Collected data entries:

------------------------------

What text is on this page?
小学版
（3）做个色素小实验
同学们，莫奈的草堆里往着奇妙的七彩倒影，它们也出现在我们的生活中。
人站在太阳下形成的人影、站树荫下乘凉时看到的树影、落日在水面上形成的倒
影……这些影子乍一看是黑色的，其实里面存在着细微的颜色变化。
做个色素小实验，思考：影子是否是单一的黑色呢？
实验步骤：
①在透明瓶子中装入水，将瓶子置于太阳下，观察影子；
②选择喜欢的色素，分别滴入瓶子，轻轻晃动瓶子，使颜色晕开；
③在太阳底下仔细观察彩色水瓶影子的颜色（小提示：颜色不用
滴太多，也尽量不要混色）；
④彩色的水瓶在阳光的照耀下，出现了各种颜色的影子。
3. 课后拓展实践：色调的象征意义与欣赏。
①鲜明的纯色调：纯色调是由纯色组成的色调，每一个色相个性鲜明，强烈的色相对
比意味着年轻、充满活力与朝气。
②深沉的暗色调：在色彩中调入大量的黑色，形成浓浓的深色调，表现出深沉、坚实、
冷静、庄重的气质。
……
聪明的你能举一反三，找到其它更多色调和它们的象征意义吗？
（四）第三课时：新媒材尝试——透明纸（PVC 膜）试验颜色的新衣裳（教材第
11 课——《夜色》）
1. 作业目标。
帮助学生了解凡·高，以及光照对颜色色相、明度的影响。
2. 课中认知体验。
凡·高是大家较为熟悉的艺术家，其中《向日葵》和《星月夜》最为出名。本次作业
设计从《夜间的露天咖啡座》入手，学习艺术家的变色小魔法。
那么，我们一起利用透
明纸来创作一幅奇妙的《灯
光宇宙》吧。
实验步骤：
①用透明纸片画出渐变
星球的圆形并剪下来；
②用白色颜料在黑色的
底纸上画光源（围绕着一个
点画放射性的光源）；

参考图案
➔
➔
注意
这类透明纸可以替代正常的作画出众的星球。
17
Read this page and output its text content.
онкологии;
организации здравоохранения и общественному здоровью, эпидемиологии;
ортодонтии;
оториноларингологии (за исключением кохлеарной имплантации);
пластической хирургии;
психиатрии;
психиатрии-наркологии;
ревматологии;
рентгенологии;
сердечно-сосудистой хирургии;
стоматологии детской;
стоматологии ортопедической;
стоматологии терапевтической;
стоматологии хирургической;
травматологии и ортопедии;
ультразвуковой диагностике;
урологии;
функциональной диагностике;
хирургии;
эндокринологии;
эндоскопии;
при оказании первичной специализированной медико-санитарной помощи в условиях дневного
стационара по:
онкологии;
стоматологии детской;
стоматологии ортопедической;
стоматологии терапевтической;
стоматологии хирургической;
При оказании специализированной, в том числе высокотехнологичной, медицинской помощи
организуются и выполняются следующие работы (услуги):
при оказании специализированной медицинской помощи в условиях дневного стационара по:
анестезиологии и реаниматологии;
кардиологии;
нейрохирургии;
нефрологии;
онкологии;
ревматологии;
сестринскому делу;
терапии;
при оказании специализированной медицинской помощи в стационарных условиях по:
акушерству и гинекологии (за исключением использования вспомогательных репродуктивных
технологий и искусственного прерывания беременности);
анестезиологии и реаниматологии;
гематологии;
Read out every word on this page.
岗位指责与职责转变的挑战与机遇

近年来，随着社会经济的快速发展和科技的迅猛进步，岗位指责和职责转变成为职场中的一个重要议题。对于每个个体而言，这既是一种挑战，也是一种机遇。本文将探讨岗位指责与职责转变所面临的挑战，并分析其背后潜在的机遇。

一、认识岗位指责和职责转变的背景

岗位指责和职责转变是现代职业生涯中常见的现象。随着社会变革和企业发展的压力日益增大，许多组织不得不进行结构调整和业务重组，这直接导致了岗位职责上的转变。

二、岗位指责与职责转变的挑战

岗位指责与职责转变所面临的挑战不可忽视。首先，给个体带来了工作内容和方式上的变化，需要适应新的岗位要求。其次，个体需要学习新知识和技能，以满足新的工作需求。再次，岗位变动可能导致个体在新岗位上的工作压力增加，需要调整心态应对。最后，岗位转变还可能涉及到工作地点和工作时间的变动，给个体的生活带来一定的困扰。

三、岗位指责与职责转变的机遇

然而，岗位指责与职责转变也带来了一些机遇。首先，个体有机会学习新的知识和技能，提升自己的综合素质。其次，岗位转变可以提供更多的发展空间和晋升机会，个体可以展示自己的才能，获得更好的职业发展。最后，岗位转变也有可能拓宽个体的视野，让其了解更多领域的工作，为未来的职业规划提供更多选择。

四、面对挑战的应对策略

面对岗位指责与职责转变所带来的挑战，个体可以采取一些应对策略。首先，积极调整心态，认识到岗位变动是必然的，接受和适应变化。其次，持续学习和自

------------------------------

> **Exercise details**:
Extract every line that has the string "this" in it.

> **Full answer**:
What text is on this page?
Read this page and output its text content.
Read out every word on this page.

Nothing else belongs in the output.